Exercise requirements: Reproduce each line of the material precisely.

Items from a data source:
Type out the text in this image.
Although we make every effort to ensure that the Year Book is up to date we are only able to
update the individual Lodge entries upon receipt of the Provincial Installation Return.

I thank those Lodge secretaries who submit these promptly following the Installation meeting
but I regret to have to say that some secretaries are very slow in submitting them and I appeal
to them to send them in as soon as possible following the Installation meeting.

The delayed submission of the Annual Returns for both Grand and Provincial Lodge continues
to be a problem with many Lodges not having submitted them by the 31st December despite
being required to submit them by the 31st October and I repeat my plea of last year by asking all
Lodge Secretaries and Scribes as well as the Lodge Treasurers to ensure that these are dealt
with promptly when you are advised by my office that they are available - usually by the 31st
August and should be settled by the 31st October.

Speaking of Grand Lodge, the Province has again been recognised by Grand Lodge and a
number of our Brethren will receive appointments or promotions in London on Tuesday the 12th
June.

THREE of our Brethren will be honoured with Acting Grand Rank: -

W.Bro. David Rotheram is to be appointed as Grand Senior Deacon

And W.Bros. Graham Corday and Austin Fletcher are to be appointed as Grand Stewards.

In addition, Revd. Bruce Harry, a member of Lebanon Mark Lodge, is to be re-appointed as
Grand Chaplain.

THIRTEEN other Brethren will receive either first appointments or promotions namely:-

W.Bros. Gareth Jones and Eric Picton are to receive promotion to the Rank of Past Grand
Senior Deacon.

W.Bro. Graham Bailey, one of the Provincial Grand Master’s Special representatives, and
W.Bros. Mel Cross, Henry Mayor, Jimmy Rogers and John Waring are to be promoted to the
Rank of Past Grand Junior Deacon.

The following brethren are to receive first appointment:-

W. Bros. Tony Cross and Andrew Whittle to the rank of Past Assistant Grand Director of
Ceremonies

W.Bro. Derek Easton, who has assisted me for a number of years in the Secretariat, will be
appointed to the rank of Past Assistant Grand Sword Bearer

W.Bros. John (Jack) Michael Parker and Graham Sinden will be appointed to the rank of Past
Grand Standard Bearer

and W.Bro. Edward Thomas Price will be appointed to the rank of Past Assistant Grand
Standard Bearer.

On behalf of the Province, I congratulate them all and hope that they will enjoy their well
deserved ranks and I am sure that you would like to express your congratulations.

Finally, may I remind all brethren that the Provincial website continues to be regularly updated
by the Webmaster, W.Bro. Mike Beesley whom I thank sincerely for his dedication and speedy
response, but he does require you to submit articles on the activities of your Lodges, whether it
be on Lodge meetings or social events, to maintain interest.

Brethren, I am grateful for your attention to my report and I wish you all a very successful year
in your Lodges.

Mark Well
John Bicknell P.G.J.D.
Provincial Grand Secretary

Output:
Type out the text in this image.
Although we make every effort to ensure that the Year Book is up to date we are only able to
update the individual Lodge entries upon receipt of the Provincial Installation Return.

I thank those Lodge secretaries who submit these promptly following the Installation meeting
but I regret to have to say that some secretaries are very slow in submitting them and I appeal
to them to send them in as soon as possible following the Installation meeting.

The delayed submission of the Annual Returns for both Grand and Provincial Lodge continues
to be a problem with many Lodges not having submitted them by the 31st December despite
being required to submit them by the 31st October and I repeat my plea of last year by asking all
Lodge Secretaries and Scribes as well as the Lodge Treasurers to ensure that these are dealt
with promptly when you are advised by my office that they are available - usually by the 31st
August and should be settled by the 31st October.

Speaking of Grand Lodge, the Province has again been recognised by Grand Lodge and a
number of our Brethren will receive appointments or promotions in London on Tuesday the 12th
June.

THREE of our Brethren will be honoured with Acting Grand Rank: -

W.Bro. David Rotheram is to be appointed as Grand Senior Deacon

And W.Bros. Graham Corday and Austin Fletcher are to be appointed as Grand Stewards.

In addition, Revd. Bruce Harry, a member of Lebanon Mark Lodge, is to be re-appointed as
Grand Chaplain.

THIRTEEN other Brethren will receive either first appointments or promotions namely:-

W.Bros. Gareth Jones and Eric Picton are to receive promotion to the Rank of Past Grand
Senior Deacon.

W.Bro. Graham Bailey, one of the Provincial Grand Master’s Special representatives, and
W.Bros. Mel Cross, Henry Mayor, Jimmy Rogers and John Waring are to be promoted to the
Rank of Past Grand Junior Deacon.

The following brethren are to receive first appointment:-

W. Bros. Tony Cross and Andrew Whittle to the rank of Past Assistant Grand Director of
Ceremonies

W.Bro. Derek Easton, who has assisted me for a number of years in the Secretariat, will be
appointed to the rank of Past Assistant Grand Sword Bearer

W.Bros. John (Jack) Michael Parker and Graham Sinden will be appointed to the rank of Past
Grand Standard Bearer

and W.Bro. Edward Thomas Price will be appointed to the rank of Past Assistant Grand
Standard Bearer.

On behalf of the Province, I congratulate them all and hope that they will enjoy their well
deserved ranks and I am sure that you would like to express your congratulations.

Finally, may I remind all brethren that the Provincial website continues to be regularly updated
by the Webmaster, W.Bro. Mike Beesley whom I thank sincerely for his dedication and speedy
response, but he does require you to submit articles on the activities of your Lodges, whether it
be on Lodge meetings or social events, to maintain interest.

Brethren, I am grateful for your attention to my report and I wish you all a very successful year
in your Lodges.

Mark Well
John Bicknell P.G.J.D.
Provincial Grand Secretary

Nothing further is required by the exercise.